═══ Material for the task
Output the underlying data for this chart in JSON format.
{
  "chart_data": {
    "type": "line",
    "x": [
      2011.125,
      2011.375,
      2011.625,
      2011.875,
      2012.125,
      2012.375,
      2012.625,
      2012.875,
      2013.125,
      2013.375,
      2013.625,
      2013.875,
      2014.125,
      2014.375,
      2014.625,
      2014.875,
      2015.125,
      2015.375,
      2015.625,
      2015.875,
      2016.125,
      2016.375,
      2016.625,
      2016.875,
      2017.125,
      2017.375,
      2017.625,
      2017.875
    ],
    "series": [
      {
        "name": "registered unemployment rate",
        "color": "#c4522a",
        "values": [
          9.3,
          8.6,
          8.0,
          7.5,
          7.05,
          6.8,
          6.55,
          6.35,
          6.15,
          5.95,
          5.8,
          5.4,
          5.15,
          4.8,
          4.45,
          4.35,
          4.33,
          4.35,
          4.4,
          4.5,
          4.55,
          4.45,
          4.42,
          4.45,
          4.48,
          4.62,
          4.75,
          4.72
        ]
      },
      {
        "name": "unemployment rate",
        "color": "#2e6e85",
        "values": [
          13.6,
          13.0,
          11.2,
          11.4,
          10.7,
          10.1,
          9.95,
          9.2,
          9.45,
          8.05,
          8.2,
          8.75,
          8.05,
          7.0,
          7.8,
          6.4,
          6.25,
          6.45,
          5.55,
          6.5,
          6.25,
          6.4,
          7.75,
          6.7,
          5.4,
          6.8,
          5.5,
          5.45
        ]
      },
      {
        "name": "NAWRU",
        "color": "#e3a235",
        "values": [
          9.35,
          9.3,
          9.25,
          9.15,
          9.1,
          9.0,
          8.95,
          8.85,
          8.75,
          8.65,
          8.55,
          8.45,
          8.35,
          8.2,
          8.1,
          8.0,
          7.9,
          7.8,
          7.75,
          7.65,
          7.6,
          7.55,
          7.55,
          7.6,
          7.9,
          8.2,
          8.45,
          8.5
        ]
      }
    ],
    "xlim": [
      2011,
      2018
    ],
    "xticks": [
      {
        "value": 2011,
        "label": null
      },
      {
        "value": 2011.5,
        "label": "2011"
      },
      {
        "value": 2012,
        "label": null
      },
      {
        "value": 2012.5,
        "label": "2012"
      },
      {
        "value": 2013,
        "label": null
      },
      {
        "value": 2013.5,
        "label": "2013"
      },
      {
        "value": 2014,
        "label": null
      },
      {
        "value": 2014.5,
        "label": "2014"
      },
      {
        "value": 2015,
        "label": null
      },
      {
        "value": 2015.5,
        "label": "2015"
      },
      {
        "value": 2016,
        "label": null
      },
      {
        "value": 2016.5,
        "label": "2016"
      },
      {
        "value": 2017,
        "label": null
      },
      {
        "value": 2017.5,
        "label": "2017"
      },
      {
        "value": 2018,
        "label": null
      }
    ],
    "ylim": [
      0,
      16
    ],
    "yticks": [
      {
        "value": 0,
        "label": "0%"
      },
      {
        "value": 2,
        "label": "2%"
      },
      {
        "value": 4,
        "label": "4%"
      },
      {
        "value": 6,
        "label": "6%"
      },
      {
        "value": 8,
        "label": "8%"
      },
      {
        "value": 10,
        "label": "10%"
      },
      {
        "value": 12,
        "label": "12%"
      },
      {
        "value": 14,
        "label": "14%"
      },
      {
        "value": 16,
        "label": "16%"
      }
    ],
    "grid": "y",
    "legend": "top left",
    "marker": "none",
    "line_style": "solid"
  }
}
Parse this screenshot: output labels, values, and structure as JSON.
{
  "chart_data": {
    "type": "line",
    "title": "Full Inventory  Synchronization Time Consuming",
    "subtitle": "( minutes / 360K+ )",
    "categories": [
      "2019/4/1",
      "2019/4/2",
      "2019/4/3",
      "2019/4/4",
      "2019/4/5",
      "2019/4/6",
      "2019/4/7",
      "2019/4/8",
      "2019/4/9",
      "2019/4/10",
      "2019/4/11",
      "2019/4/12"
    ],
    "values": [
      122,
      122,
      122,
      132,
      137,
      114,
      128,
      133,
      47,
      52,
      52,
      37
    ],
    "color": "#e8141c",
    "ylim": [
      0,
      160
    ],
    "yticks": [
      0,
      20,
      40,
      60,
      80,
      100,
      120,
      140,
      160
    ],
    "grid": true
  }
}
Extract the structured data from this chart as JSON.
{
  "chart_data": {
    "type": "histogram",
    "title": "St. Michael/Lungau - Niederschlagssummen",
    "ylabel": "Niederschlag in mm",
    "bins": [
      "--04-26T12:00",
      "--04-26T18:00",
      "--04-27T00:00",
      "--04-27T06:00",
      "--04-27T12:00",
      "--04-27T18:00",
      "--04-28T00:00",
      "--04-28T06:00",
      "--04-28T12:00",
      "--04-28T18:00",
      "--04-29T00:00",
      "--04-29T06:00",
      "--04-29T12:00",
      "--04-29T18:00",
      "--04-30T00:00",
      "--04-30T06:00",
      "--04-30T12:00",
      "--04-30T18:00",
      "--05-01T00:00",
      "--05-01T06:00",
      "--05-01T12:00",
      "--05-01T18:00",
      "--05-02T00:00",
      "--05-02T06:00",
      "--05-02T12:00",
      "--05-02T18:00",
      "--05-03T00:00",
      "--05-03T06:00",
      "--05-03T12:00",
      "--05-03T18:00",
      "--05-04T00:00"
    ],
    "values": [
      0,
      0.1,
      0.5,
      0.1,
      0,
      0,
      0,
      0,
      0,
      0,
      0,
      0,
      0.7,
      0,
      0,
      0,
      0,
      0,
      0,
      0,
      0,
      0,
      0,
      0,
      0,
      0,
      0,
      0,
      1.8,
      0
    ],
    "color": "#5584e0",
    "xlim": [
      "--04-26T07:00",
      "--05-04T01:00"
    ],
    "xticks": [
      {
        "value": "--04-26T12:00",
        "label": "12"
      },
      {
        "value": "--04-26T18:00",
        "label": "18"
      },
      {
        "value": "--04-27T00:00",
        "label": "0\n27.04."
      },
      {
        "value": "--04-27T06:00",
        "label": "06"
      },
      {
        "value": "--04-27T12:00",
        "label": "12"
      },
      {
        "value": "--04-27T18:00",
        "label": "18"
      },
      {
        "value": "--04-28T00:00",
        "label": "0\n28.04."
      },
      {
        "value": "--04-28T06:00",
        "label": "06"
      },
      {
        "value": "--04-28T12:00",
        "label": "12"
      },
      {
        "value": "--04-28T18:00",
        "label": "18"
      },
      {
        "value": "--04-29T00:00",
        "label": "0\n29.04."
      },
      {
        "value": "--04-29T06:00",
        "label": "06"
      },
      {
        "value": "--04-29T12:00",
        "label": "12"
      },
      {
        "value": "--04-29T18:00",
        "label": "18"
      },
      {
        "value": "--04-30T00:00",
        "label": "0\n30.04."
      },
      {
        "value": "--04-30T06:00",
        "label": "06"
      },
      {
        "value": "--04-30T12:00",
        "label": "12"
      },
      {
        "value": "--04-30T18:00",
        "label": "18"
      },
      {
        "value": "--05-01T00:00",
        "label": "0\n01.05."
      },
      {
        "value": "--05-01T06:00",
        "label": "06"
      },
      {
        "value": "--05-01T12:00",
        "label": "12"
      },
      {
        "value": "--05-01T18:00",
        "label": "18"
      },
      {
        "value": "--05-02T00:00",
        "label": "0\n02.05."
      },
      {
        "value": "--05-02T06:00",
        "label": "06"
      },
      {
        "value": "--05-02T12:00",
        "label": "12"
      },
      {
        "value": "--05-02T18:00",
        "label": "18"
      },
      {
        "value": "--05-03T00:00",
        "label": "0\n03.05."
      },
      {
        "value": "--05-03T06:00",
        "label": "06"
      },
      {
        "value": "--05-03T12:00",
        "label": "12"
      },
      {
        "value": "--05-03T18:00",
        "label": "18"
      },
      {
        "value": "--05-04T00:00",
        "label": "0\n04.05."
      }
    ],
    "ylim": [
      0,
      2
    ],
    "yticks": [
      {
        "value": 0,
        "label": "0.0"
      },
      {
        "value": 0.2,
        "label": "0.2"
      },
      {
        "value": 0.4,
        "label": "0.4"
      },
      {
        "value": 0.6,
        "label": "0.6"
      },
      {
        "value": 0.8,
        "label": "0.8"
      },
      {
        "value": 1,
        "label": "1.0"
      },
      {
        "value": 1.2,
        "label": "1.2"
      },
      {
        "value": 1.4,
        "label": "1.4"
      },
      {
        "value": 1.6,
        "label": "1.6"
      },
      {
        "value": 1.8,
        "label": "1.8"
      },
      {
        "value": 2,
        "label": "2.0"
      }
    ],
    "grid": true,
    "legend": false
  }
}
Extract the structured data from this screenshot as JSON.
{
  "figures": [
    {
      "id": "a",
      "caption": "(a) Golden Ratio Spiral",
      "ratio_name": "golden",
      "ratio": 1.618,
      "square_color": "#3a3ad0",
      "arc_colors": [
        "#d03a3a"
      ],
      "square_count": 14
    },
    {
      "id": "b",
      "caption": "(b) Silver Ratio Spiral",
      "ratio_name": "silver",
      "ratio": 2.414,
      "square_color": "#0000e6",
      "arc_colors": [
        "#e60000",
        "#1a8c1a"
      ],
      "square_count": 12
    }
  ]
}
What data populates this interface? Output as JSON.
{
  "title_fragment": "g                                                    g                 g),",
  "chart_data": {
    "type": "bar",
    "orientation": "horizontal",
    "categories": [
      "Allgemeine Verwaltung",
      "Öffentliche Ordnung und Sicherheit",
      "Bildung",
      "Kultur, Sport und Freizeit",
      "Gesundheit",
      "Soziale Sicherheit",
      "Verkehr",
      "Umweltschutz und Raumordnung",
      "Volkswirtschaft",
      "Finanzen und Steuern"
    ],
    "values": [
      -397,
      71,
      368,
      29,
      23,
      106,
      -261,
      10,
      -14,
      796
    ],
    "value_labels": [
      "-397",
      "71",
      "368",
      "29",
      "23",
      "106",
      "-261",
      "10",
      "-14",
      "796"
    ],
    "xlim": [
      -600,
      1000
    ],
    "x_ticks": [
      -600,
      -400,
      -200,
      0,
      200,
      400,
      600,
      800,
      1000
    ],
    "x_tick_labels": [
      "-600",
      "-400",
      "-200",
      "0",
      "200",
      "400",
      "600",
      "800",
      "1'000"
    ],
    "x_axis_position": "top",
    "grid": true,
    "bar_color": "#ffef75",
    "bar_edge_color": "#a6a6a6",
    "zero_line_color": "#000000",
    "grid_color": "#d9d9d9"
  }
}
══════
Set task
Among the records above, find each line holding the string "structured" and pull it out.

Response below
Extract the structured data from this chart as JSON.
Extract the structured data from this screenshot as JSON.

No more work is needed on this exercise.